[Start of Records supplied]

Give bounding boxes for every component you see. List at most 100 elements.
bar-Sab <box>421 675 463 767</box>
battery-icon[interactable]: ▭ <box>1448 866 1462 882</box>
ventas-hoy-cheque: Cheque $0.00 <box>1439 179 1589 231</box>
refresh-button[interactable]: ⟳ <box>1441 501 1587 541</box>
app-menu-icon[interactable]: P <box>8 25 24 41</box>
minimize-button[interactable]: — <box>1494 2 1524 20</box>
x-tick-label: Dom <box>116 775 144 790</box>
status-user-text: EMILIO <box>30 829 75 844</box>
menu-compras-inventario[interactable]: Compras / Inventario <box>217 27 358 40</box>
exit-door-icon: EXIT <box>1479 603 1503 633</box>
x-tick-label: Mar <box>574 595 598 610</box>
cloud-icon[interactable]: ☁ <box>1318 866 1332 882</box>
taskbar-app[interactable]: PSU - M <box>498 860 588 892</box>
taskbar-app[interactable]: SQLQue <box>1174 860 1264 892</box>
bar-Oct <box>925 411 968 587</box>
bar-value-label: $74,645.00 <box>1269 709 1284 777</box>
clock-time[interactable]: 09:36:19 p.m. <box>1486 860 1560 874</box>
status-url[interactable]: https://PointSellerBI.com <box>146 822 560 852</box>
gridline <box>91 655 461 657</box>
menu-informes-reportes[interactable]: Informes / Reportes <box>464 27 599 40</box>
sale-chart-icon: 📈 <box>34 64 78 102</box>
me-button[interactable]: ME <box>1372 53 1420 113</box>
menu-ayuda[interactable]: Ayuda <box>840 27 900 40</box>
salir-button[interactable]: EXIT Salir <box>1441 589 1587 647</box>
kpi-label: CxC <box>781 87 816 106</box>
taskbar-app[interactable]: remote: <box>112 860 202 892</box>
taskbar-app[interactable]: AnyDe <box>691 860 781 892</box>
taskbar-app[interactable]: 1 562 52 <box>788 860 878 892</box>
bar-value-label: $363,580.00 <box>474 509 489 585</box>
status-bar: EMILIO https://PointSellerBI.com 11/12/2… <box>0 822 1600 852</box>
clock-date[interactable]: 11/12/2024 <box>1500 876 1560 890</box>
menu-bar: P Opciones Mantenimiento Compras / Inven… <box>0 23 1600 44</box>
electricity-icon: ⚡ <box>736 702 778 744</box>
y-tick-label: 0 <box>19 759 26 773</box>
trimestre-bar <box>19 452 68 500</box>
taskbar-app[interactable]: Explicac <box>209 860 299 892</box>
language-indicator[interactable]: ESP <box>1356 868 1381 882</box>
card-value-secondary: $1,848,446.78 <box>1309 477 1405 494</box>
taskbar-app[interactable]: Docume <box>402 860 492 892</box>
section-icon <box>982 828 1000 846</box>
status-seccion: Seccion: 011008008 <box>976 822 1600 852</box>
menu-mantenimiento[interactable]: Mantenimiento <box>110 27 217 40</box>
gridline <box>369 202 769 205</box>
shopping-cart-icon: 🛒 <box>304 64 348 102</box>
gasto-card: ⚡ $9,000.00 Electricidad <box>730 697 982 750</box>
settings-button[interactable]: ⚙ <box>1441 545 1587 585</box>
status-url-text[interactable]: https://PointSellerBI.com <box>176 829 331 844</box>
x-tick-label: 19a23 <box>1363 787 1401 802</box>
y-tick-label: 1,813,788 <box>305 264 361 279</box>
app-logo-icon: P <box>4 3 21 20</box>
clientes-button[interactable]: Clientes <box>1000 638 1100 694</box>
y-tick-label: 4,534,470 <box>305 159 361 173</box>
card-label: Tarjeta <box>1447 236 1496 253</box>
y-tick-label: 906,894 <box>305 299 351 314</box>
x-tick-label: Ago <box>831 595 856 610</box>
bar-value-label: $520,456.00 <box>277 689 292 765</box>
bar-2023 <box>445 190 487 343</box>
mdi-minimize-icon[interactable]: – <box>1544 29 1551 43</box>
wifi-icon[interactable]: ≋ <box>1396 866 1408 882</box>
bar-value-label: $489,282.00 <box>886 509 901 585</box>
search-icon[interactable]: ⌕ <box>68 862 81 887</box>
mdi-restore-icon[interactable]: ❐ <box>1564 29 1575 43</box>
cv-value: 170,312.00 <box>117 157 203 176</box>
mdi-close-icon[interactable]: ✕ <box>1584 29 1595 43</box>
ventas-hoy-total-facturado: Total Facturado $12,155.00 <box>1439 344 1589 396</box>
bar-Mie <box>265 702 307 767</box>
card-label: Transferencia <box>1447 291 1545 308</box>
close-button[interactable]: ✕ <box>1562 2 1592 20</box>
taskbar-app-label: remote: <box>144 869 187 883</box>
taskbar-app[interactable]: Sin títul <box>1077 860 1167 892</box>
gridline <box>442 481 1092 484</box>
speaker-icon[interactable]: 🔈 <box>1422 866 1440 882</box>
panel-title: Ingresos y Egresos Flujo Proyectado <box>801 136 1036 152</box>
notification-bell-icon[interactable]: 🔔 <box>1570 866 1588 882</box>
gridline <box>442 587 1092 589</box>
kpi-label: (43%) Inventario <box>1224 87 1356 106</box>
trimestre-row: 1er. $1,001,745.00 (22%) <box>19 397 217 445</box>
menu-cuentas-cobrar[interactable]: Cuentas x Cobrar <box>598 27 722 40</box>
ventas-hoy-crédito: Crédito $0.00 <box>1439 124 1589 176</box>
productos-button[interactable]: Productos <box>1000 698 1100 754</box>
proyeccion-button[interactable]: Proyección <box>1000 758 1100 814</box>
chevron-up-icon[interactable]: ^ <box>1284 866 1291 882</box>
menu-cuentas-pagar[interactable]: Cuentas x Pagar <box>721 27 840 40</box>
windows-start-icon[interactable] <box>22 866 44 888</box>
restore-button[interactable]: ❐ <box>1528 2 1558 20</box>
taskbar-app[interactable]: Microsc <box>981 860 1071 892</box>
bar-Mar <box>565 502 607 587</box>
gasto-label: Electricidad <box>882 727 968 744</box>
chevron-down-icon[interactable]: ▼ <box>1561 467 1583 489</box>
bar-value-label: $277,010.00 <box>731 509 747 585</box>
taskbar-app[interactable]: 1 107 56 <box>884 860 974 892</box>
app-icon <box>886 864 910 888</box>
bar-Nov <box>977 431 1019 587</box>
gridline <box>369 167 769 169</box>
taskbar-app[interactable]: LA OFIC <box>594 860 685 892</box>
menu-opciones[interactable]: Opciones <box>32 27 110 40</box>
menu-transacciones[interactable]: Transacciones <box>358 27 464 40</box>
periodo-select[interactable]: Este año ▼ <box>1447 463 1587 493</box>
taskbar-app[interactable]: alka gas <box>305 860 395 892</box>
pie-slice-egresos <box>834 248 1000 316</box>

[End of Records supplied]

**Set problem**
Which lines in the records above contain the string "ventas"? Gather each of them in full.

**Written solution**
ventas-hoy-cheque: Cheque $0.00 <box>1439 179 1589 231</box>
ventas-hoy-total-facturado: Total Facturado $12,155.00 <box>1439 344 1589 396</box>
ventas-hoy-crédito: Crédito $0.00 <box>1439 124 1589 176</box>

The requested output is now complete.